Dataset entries on figures:
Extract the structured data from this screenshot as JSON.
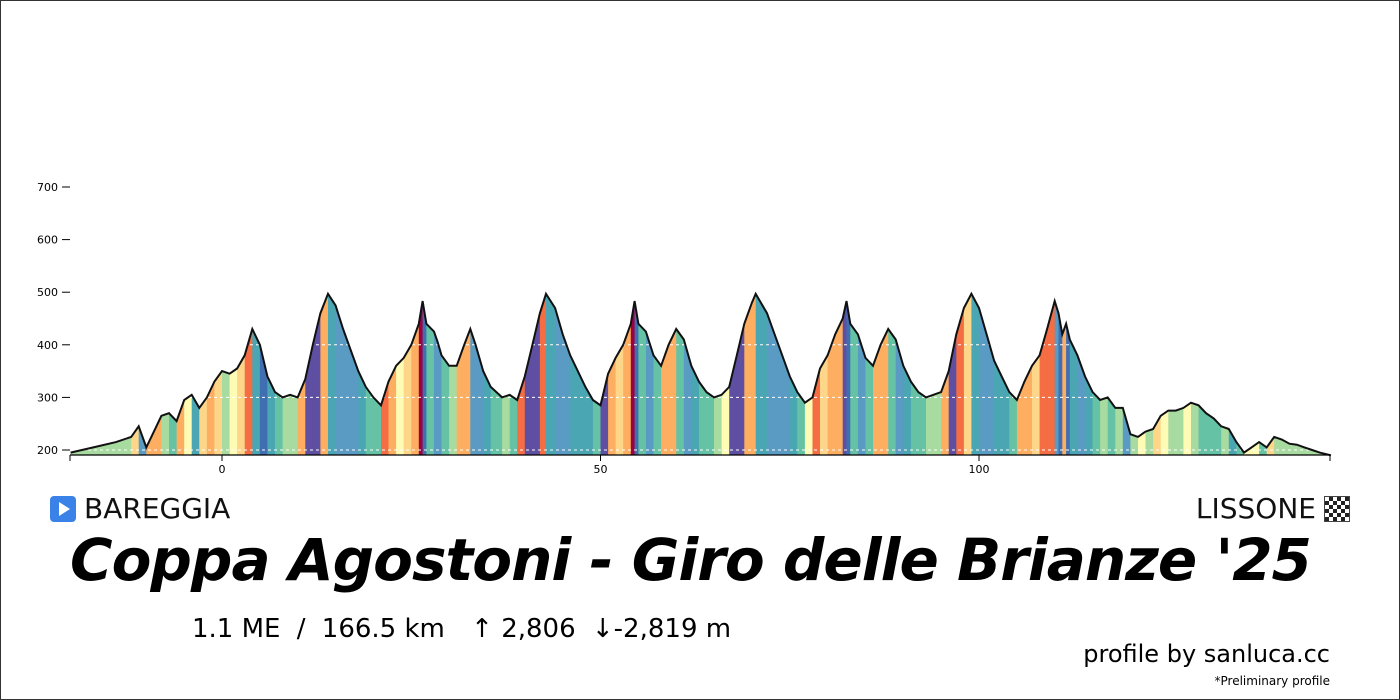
{
  "chart_data": {
    "type": "area",
    "title": "Coppa Agostoni - Giro delle Brianze '25",
    "xlabel": "",
    "ylabel": "",
    "xlim": [
      -20,
      146.5
    ],
    "ylim": [
      190,
      720
    ],
    "x_ticks": [
      0,
      50,
      100
    ],
    "y_ticks": [
      200,
      300,
      400,
      500,
      600,
      700
    ],
    "grid": "horizontal-dashed",
    "fill": "gradient-colored-segments",
    "profile": [
      [
        -20,
        195
      ],
      [
        -17,
        205
      ],
      [
        -14,
        215
      ],
      [
        -12,
        225
      ],
      [
        -11,
        245
      ],
      [
        -10,
        205
      ],
      [
        -9,
        235
      ],
      [
        -8,
        265
      ],
      [
        -7,
        270
      ],
      [
        -6,
        255
      ],
      [
        -5,
        295
      ],
      [
        -4,
        305
      ],
      [
        -3,
        280
      ],
      [
        -2,
        300
      ],
      [
        -1,
        330
      ],
      [
        0,
        350
      ],
      [
        1,
        345
      ],
      [
        2,
        355
      ],
      [
        3,
        380
      ],
      [
        4,
        430
      ],
      [
        5,
        400
      ],
      [
        6,
        340
      ],
      [
        7,
        310
      ],
      [
        8,
        300
      ],
      [
        9,
        305
      ],
      [
        10,
        300
      ],
      [
        11,
        335
      ],
      [
        12,
        400
      ],
      [
        13,
        460
      ],
      [
        14,
        497
      ],
      [
        15,
        475
      ],
      [
        16,
        430
      ],
      [
        17,
        390
      ],
      [
        18,
        350
      ],
      [
        19,
        320
      ],
      [
        20,
        300
      ],
      [
        21,
        285
      ],
      [
        22,
        330
      ],
      [
        23,
        360
      ],
      [
        24,
        375
      ],
      [
        25,
        400
      ],
      [
        26,
        440
      ],
      [
        26.5,
        483
      ],
      [
        27,
        440
      ],
      [
        28,
        425
      ],
      [
        28.5,
        405
      ],
      [
        29,
        380
      ],
      [
        30,
        360
      ],
      [
        31,
        360
      ],
      [
        32,
        400
      ],
      [
        32.8,
        430
      ],
      [
        33.5,
        400
      ],
      [
        34.5,
        350
      ],
      [
        35.5,
        320
      ],
      [
        37,
        300
      ],
      [
        38,
        305
      ],
      [
        39,
        295
      ],
      [
        40,
        340
      ],
      [
        41,
        400
      ],
      [
        42,
        460
      ],
      [
        42.8,
        497
      ],
      [
        44,
        470
      ],
      [
        45,
        420
      ],
      [
        46,
        380
      ],
      [
        47,
        350
      ],
      [
        48,
        320
      ],
      [
        49,
        295
      ],
      [
        50,
        285
      ],
      [
        51,
        345
      ],
      [
        52,
        375
      ],
      [
        53,
        400
      ],
      [
        54,
        440
      ],
      [
        54.5,
        483
      ],
      [
        55,
        440
      ],
      [
        56,
        425
      ],
      [
        57,
        380
      ],
      [
        58,
        360
      ],
      [
        59,
        400
      ],
      [
        60,
        430
      ],
      [
        61,
        410
      ],
      [
        62,
        360
      ],
      [
        63,
        330
      ],
      [
        64,
        310
      ],
      [
        65,
        300
      ],
      [
        66,
        305
      ],
      [
        67,
        320
      ],
      [
        68,
        380
      ],
      [
        69,
        440
      ],
      [
        70,
        480
      ],
      [
        70.5,
        497
      ],
      [
        72,
        460
      ],
      [
        73,
        420
      ],
      [
        74,
        380
      ],
      [
        75,
        340
      ],
      [
        76,
        310
      ],
      [
        77,
        290
      ],
      [
        78,
        300
      ],
      [
        79,
        355
      ],
      [
        80,
        380
      ],
      [
        81,
        420
      ],
      [
        82,
        450
      ],
      [
        82.5,
        483
      ],
      [
        83,
        440
      ],
      [
        84,
        420
      ],
      [
        85,
        375
      ],
      [
        86,
        360
      ],
      [
        87,
        400
      ],
      [
        88,
        430
      ],
      [
        89,
        410
      ],
      [
        90,
        360
      ],
      [
        91,
        330
      ],
      [
        92,
        310
      ],
      [
        93,
        300
      ],
      [
        95,
        310
      ],
      [
        96,
        350
      ],
      [
        97,
        420
      ],
      [
        98,
        470
      ],
      [
        99,
        497
      ],
      [
        100,
        470
      ],
      [
        101,
        420
      ],
      [
        102,
        370
      ],
      [
        103,
        340
      ],
      [
        104,
        310
      ],
      [
        105,
        295
      ],
      [
        106,
        330
      ],
      [
        107,
        360
      ],
      [
        108,
        380
      ],
      [
        109,
        430
      ],
      [
        110,
        483
      ],
      [
        110.5,
        460
      ],
      [
        111,
        420
      ],
      [
        111.5,
        440
      ],
      [
        112,
        410
      ],
      [
        113,
        380
      ],
      [
        114,
        340
      ],
      [
        115,
        310
      ],
      [
        116,
        295
      ],
      [
        117,
        300
      ],
      [
        118,
        280
      ],
      [
        119,
        280
      ],
      [
        120,
        230
      ],
      [
        121,
        225
      ],
      [
        122,
        235
      ],
      [
        123,
        240
      ],
      [
        124,
        265
      ],
      [
        125,
        275
      ],
      [
        126,
        275
      ],
      [
        127,
        280
      ],
      [
        128,
        290
      ],
      [
        129,
        285
      ],
      [
        130,
        270
      ],
      [
        131,
        260
      ],
      [
        132,
        245
      ],
      [
        133,
        240
      ],
      [
        134,
        215
      ],
      [
        135,
        195
      ],
      [
        136,
        205
      ],
      [
        137,
        215
      ],
      [
        138,
        205
      ],
      [
        139,
        225
      ],
      [
        140,
        220
      ],
      [
        141,
        212
      ],
      [
        142,
        210
      ],
      [
        143,
        205
      ],
      [
        144,
        200
      ],
      [
        145,
        195
      ],
      [
        146.5,
        190
      ]
    ]
  },
  "start_location": "BAREGGIA",
  "finish_location": "LISSONE",
  "race_title": "Coppa Agostoni - Giro delle Brianze '25",
  "stats": {
    "me": "1.1 ME",
    "separator": "/",
    "distance": "166.5 km",
    "ascent": "↑ 2,806",
    "descent": "↓-2,819 m"
  },
  "credit": "profile by sanluca.cc",
  "note": "*Preliminary profile",
  "icons": {
    "start": "play-icon",
    "finish": "checkered-flag-icon"
  },
  "colors": {
    "accent_blue": "#3b82e8",
    "gradient": [
      "#fefbb5",
      "#b6e1a2",
      "#66c2a5",
      "#4aa6b2",
      "#3e8fc0",
      "#5e4fa2",
      "#fdae61",
      "#f46d43",
      "#9e0142"
    ]
  }
}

▶ _Task directions_:
Output the entries above exactly. Drop the pictures.

▶ _Final result_:
Extract the structured data from this screenshot as JSON.
{
  "chart_data": {
    "type": "area",
    "title": "Coppa Agostoni - Giro delle Brianze '25",
    "xlabel": "",
    "ylabel": "",
    "xlim": [
      -20,
      146.5
    ],
    "ylim": [
      190,
      720
    ],
    "x_ticks": [
      0,
      50,
      100
    ],
    "y_ticks": [
      200,
      300,
      400,
      500,
      600,
      700
    ],
    "grid": "horizontal-dashed",
    "fill": "gradient-colored-segments",
    "profile": [
      [
        -20,
        195
      ],
      [
        -17,
        205
      ],
      [
        -14,
        215
      ],
      [
        -12,
        225
      ],
      [
        -11,
        245
      ],
      [
        -10,
        205
      ],
      [
        -9,
        235
      ],
      [
        -8,
        265
      ],
      [
        -7,
        270
      ],
      [
        -6,
        255
      ],
      [
        -5,
        295
      ],
      [
        -4,
        305
      ],
      [
        -3,
        280
      ],
      [
        -2,
        300
      ],
      [
        -1,
        330
      ],
      [
        0,
        350
      ],
      [
        1,
        345
      ],
      [
        2,
        355
      ],
      [
        3,
        380
      ],
      [
        4,
        430
      ],
      [
        5,
        400
      ],
      [
        6,
        340
      ],
      [
        7,
        310
      ],
      [
        8,
        300
      ],
      [
        9,
        305
      ],
      [
        10,
        300
      ],
      [
        11,
        335
      ],
      [
        12,
        400
      ],
      [
        13,
        460
      ],
      [
        14,
        497
      ],
      [
        15,
        475
      ],
      [
        16,
        430
      ],
      [
        17,
        390
      ],
      [
        18,
        350
      ],
      [
        19,
        320
      ],
      [
        20,
        300
      ],
      [
        21,
        285
      ],
      [
        22,
        330
      ],
      [
        23,
        360
      ],
      [
        24,
        375
      ],
      [
        25,
        400
      ],
      [
        26,
        440
      ],
      [
        26.5,
        483
      ],
      [
        27,
        440
      ],
      [
        28,
        425
      ],
      [
        28.5,
        405
      ],
      [
        29,
        380
      ],
      [
        30,
        360
      ],
      [
        31,
        360
      ],
      [
        32,
        400
      ],
      [
        32.8,
        430
      ],
      [
        33.5,
        400
      ],
      [
        34.5,
        350
      ],
      [
        35.5,
        320
      ],
      [
        37,
        300
      ],
      [
        38,
        305
      ],
      [
        39,
        295
      ],
      [
        40,
        340
      ],
      [
        41,
        400
      ],
      [
        42,
        460
      ],
      [
        42.8,
        497
      ],
      [
        44,
        470
      ],
      [
        45,
        420
      ],
      [
        46,
        380
      ],
      [
        47,
        350
      ],
      [
        48,
        320
      ],
      [
        49,
        295
      ],
      [
        50,
        285
      ],
      [
        51,
        345
      ],
      [
        52,
        375
      ],
      [
        53,
        400
      ],
      [
        54,
        440
      ],
      [
        54.5,
        483
      ],
      [
        55,
        440
      ],
      [
        56,
        425
      ],
      [
        57,
        380
      ],
      [
        58,
        360
      ],
      [
        59,
        400
      ],
      [
        60,
        430
      ],
      [
        61,
        410
      ],
      [
        62,
        360
      ],
      [
        63,
        330
      ],
      [
        64,
        310
      ],
      [
        65,
        300
      ],
      [
        66,
        305
      ],
      [
        67,
        320
      ],
      [
        68,
        380
      ],
      [
        69,
        440
      ],
      [
        70,
        480
      ],
      [
        70.5,
        497
      ],
      [
        72,
        460
      ],
      [
        73,
        420
      ],
      [
        74,
        380
      ],
      [
        75,
        340
      ],
      [
        76,
        310
      ],
      [
        77,
        290
      ],
      [
        78,
        300
      ],
      [
        79,
        355
      ],
      [
        80,
        380
      ],
      [
        81,
        420
      ],
      [
        82,
        450
      ],
      [
        82.5,
        483
      ],
      [
        83,
        440
      ],
      [
        84,
        420
      ],
      [
        85,
        375
      ],
      [
        86,
        360
      ],
      [
        87,
        400
      ],
      [
        88,
        430
      ],
      [
        89,
        410
      ],
      [
        90,
        360
      ],
      [
        91,
        330
      ],
      [
        92,
        310
      ],
      [
        93,
        300
      ],
      [
        95,
        310
      ],
      [
        96,
        350
      ],
      [
        97,
        420
      ],
      [
        98,
        470
      ],
      [
        99,
        497
      ],
      [
        100,
        470
      ],
      [
        101,
        420
      ],
      [
        102,
        370
      ],
      [
        103,
        340
      ],
      [
        104,
        310
      ],
      [
        105,
        295
      ],
      [
        106,
        330
      ],
      [
        107,
        360
      ],
      [
        108,
        380
      ],
      [
        109,
        430
      ],
      [
        110,
        483
      ],
      [
        110.5,
        460
      ],
      [
        111,
        420
      ],
      [
        111.5,
        440
      ],
      [
        112,
        410
      ],
      [
        113,
        380
      ],
      [
        114,
        340
      ],
      [
        115,
        310
      ],
      [
        116,
        295
      ],
      [
        117,
        300
      ],
      [
        118,
        280
      ],
      [
        119,
        280
      ],
      [
        120,
        230
      ],
      [
        121,
        225
      ],
      [
        122,
        235
      ],
      [
        123,
        240
      ],
      [
        124,
        265
      ],
      [
        125,
        275
      ],
      [
        126,
        275
      ],
      [
        127,
        280
      ],
      [
        128,
        290
      ],
      [
        129,
        285
      ],
      [
        130,
        270
      ],
      [
        131,
        260
      ],
      [
        132,
        245
      ],
      [
        133,
        240
      ],
      [
        134,
        215
      ],
      [
        135,
        195
      ],
      [
        136,
        205
      ],
      [
        137,
        215
      ],
      [
        138,
        205
      ],
      [
        139,
        225
      ],
      [
        140,
        220
      ],
      [
        141,
        212
      ],
      [
        142,
        210
      ],
      [
        143,
        205
      ],
      [
        144,
        200
      ],
      [
        145,
        195
      ],
      [
        146.5,
        190
      ]
    ]
  },
  "start_location": "BAREGGIA",
  "finish_location": "LISSONE",
  "race_title": "Coppa Agostoni - Giro delle Brianze '25",
  "stats": {
    "me": "1.1 ME",
    "separator": "/",
    "distance": "166.5 km",
    "ascent": "↑ 2,806",
    "descent": "↓-2,819 m"
  },
  "credit": "profile by sanluca.cc",
  "note": "*Preliminary profile",
  "icons": {
    "start": "play-icon",
    "finish": "checkered-flag-icon"
  },
  "colors": {
    "accent_blue": "#3b82e8",
    "gradient": [
      "#fefbb5",
      "#b6e1a2",
      "#66c2a5",
      "#4aa6b2",
      "#3e8fc0",
      "#5e4fa2",
      "#fdae61",
      "#f46d43",
      "#9e0142"
    ]
  }
}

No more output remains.